> [Input material]
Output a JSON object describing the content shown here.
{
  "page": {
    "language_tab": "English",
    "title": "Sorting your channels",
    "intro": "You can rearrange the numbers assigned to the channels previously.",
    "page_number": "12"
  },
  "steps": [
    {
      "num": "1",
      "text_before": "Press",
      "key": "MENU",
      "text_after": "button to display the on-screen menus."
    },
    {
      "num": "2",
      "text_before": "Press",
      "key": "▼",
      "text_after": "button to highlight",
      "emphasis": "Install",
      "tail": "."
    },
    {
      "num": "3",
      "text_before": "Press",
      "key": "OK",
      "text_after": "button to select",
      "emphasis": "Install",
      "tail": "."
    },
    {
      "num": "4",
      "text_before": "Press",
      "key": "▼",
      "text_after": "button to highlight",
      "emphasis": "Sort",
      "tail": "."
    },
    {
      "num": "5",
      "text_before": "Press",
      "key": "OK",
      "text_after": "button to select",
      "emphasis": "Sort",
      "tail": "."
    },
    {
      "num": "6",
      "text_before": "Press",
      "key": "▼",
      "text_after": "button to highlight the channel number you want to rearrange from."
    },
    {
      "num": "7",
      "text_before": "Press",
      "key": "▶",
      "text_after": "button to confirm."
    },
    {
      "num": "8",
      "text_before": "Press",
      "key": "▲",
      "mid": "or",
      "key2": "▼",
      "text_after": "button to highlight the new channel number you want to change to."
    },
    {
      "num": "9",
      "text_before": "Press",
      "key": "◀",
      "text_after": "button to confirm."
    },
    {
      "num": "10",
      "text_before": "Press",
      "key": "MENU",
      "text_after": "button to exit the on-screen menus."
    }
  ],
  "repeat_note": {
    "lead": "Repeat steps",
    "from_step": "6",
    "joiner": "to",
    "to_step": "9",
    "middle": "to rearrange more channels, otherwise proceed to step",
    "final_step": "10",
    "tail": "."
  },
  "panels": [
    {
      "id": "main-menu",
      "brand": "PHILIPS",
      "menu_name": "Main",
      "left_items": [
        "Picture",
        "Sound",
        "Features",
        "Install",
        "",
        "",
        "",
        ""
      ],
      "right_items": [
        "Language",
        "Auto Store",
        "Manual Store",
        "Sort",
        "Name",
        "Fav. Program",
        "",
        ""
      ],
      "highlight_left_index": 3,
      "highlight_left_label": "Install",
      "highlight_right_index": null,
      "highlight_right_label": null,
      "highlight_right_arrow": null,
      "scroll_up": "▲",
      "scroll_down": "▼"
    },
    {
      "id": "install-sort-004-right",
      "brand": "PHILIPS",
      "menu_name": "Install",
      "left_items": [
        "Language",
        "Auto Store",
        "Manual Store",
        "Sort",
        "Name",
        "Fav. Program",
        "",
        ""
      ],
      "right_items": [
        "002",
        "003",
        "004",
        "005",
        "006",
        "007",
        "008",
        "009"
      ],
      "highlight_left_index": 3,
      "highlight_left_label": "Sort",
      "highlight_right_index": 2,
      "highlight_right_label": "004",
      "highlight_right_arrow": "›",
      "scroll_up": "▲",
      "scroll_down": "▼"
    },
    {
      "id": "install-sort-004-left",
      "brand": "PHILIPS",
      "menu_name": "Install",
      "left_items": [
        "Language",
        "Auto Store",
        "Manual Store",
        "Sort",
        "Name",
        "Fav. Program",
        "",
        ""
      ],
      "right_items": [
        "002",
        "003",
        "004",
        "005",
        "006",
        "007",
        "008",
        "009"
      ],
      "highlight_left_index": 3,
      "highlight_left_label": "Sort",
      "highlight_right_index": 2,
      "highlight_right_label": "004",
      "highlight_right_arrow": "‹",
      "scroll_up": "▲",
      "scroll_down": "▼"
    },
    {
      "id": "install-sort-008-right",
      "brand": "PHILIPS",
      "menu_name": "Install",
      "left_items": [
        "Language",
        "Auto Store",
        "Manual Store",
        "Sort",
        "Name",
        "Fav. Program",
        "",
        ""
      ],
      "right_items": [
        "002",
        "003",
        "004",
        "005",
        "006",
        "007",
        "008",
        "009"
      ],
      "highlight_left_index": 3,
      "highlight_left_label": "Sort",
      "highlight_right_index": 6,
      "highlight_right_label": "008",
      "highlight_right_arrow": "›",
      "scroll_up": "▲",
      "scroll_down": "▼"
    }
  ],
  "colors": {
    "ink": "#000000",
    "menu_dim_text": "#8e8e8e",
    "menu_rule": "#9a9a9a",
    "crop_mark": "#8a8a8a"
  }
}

> [What is required]
Scan the records above for the string "channels", then report every line that contains it.

> [Task answer]
    "title": "Sorting your channels",
    "intro": "You can rearrange the numbers assigned to the channels previously.",
    "middle": "to rearrange more channels, otherwise proceed to step",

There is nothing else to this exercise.